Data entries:
-------
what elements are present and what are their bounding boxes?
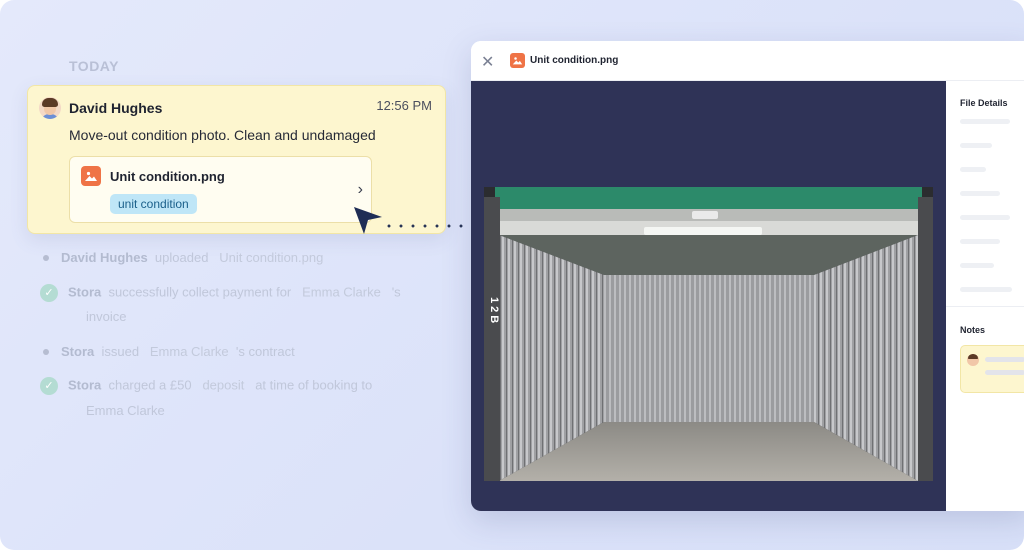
skeleton-line (960, 191, 1000, 196)
unit-condition-photo: 12B (484, 187, 933, 481)
message-sender: David Hughes (69, 100, 163, 116)
attachment-tag[interactable]: unit condition (110, 194, 197, 214)
message-time: 12:56 PM (376, 98, 432, 113)
day-label: TODAY (69, 58, 119, 74)
viewer-title: Unit condition.png (530, 55, 619, 66)
skeleton-line (960, 167, 986, 172)
feed-event-line2: Emma Clarke (86, 403, 165, 418)
avatar (39, 97, 61, 119)
skeleton-line (960, 239, 1000, 244)
image-file-icon (81, 166, 101, 186)
message-text: Move-out condition photo. Clean and unda… (69, 127, 376, 143)
feed-event: ✓ Stora charged a £50 deposit at time of … (40, 377, 372, 395)
chevron-right-icon[interactable]: › (358, 181, 363, 199)
feed-event-line2: invoice (86, 309, 127, 324)
skeleton-line (985, 370, 1024, 375)
skeleton-line (960, 287, 1012, 292)
skeleton-line (985, 357, 1024, 362)
notes-title: Notes (960, 325, 986, 335)
details-panel: File Details Notes (946, 81, 1024, 511)
skeleton-line (960, 119, 1010, 124)
connector-dots (383, 224, 467, 228)
app-frame: TODAY David Hughes 12:56 PM Move-out con… (0, 0, 1024, 550)
avatar (967, 354, 979, 366)
image-stage: 12B (471, 81, 946, 511)
close-icon[interactable]: ✕ (481, 52, 494, 72)
note-card[interactable] (960, 345, 1024, 393)
feed-event: David Hughes uploaded Unit condition.png (40, 250, 323, 265)
file-details-title: File Details (960, 98, 1008, 108)
cursor-pointer-icon (350, 203, 384, 242)
panel-divider (946, 306, 1024, 307)
check-icon: ✓ (40, 377, 58, 395)
file-viewer: ✕ Unit condition.png 12B File Details No… (471, 41, 1024, 511)
check-icon: ✓ (40, 284, 58, 302)
attachment-file-name: Unit condition.png (110, 169, 225, 184)
attachment-card[interactable]: Unit condition.png unit condition › (69, 156, 372, 223)
skeleton-line (960, 143, 992, 148)
skeleton-line (960, 215, 1010, 220)
image-file-icon (510, 53, 525, 68)
feed-event: Stora issued Emma Clarke 's contract (40, 344, 295, 359)
viewer-header: ✕ Unit condition.png (471, 41, 1024, 81)
skeleton-line (960, 263, 994, 268)
unit-number-label: 12B (488, 297, 500, 326)
feed-event: ✓ Stora successfully collect payment for … (40, 284, 401, 302)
-------
What you need to do:
Can you output all of the records above word for word, leaving out the pictures?

Result:
what elements are present and what are their bounding boxes?
skeleton-line (960, 191, 1000, 196)
unit-condition-photo: 12B (484, 187, 933, 481)
message-sender: David Hughes (69, 100, 163, 116)
attachment-tag[interactable]: unit condition (110, 194, 197, 214)
message-time: 12:56 PM (376, 98, 432, 113)
day-label: TODAY (69, 58, 119, 74)
viewer-title: Unit condition.png (530, 55, 619, 66)
skeleton-line (960, 167, 986, 172)
feed-event-line2: Emma Clarke (86, 403, 165, 418)
avatar (39, 97, 61, 119)
skeleton-line (960, 239, 1000, 244)
image-file-icon (81, 166, 101, 186)
message-text: Move-out condition photo. Clean and unda… (69, 127, 376, 143)
feed-event: ✓ Stora charged a £50 deposit at time of … (40, 377, 372, 395)
chevron-right-icon[interactable]: › (358, 181, 363, 199)
feed-event-line2: invoice (86, 309, 127, 324)
skeleton-line (985, 370, 1024, 375)
skeleton-line (960, 287, 1012, 292)
skeleton-line (985, 357, 1024, 362)
notes-title: Notes (960, 325, 986, 335)
details-panel: File Details Notes (946, 81, 1024, 511)
skeleton-line (960, 119, 1010, 124)
connector-dots (383, 224, 467, 228)
app-frame: TODAY David Hughes 12:56 PM Move-out con… (0, 0, 1024, 550)
avatar (967, 354, 979, 366)
image-stage: 12B (471, 81, 946, 511)
close-icon[interactable]: ✕ (481, 52, 494, 72)
note-card[interactable] (960, 345, 1024, 393)
feed-event: David Hughes uploaded Unit condition.png (40, 250, 323, 265)
file-details-title: File Details (960, 98, 1008, 108)
cursor-pointer-icon (350, 203, 384, 242)
panel-divider (946, 306, 1024, 307)
check-icon: ✓ (40, 377, 58, 395)
file-viewer: ✕ Unit condition.png 12B File Details No… (471, 41, 1024, 511)
check-icon: ✓ (40, 284, 58, 302)
attachment-file-name: Unit condition.png (110, 169, 225, 184)
attachment-card[interactable]: Unit condition.png unit condition › (69, 156, 372, 223)
skeleton-line (960, 143, 992, 148)
skeleton-line (960, 215, 1010, 220)
image-file-icon (510, 53, 525, 68)
feed-event: Stora issued Emma Clarke 's contract (40, 344, 295, 359)
viewer-header: ✕ Unit condition.png (471, 41, 1024, 81)
skeleton-line (960, 263, 994, 268)
unit-number-label: 12B (488, 297, 500, 326)
feed-event: ✓ Stora successfully collect payment for … (40, 284, 401, 302)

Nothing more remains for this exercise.